↓

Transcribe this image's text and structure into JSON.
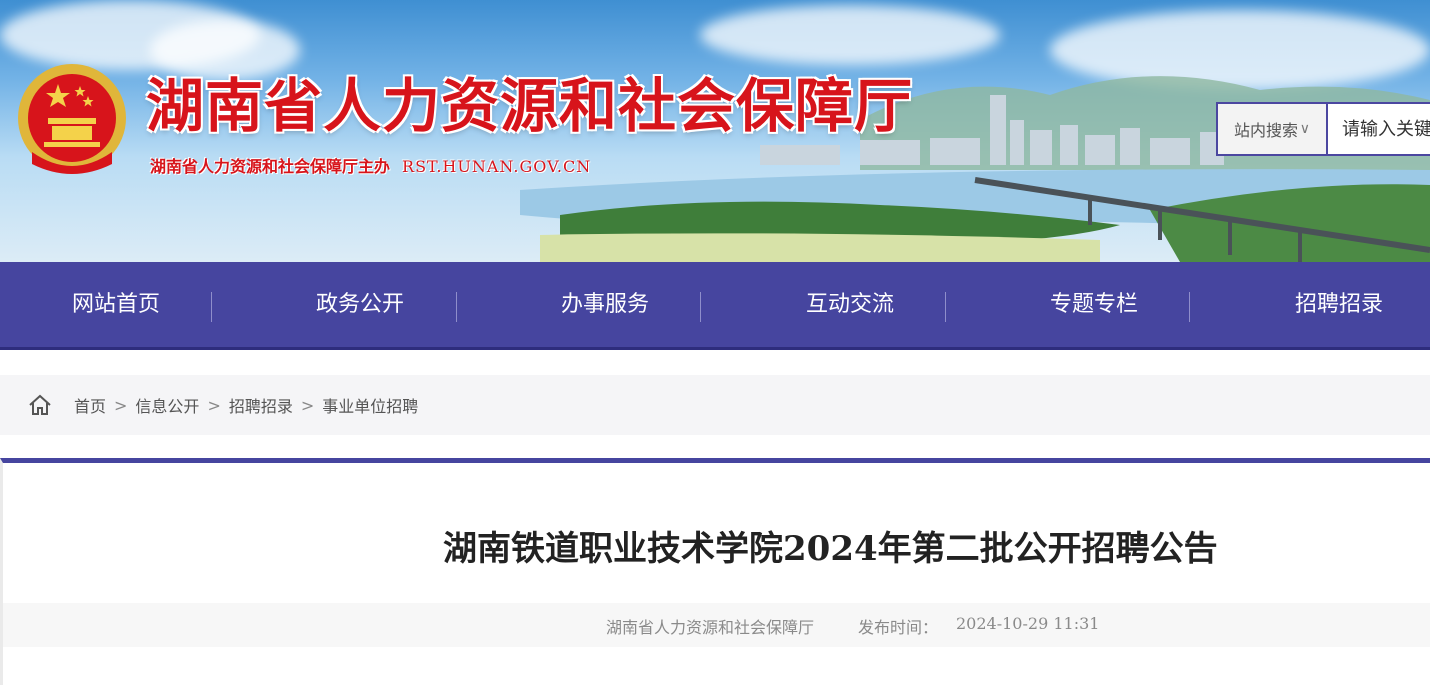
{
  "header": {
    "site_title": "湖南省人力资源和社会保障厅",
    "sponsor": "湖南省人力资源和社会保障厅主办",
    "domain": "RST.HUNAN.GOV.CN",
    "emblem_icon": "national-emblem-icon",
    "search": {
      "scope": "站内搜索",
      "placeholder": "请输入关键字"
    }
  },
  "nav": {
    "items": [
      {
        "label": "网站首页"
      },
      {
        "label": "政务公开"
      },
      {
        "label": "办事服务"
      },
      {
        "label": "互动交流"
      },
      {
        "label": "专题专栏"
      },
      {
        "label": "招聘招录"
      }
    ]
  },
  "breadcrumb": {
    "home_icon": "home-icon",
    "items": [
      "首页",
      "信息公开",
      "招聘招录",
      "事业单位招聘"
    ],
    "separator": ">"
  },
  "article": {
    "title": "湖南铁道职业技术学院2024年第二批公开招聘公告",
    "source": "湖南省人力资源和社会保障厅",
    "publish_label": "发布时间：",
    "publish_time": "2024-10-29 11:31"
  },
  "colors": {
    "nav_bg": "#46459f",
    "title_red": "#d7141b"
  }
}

↑

> Aim of the task
The data above needs to be retyped exactly, with the images left out.

> Exercise response
Transcribe this image's text and structure into JSON.
{
  "header": {
    "site_title": "湖南省人力资源和社会保障厅",
    "sponsor": "湖南省人力资源和社会保障厅主办",
    "domain": "RST.HUNAN.GOV.CN",
    "emblem_icon": "national-emblem-icon",
    "search": {
      "scope": "站内搜索",
      "placeholder": "请输入关键字"
    }
  },
  "nav": {
    "items": [
      {
        "label": "网站首页"
      },
      {
        "label": "政务公开"
      },
      {
        "label": "办事服务"
      },
      {
        "label": "互动交流"
      },
      {
        "label": "专题专栏"
      },
      {
        "label": "招聘招录"
      }
    ]
  },
  "breadcrumb": {
    "home_icon": "home-icon",
    "items": [
      "首页",
      "信息公开",
      "招聘招录",
      "事业单位招聘"
    ],
    "separator": ">"
  },
  "article": {
    "title": "湖南铁道职业技术学院2024年第二批公开招聘公告",
    "source": "湖南省人力资源和社会保障厅",
    "publish_label": "发布时间：",
    "publish_time": "2024-10-29 11:31"
  },
  "colors": {
    "nav_bg": "#46459f",
    "title_red": "#d7141b"
  }
}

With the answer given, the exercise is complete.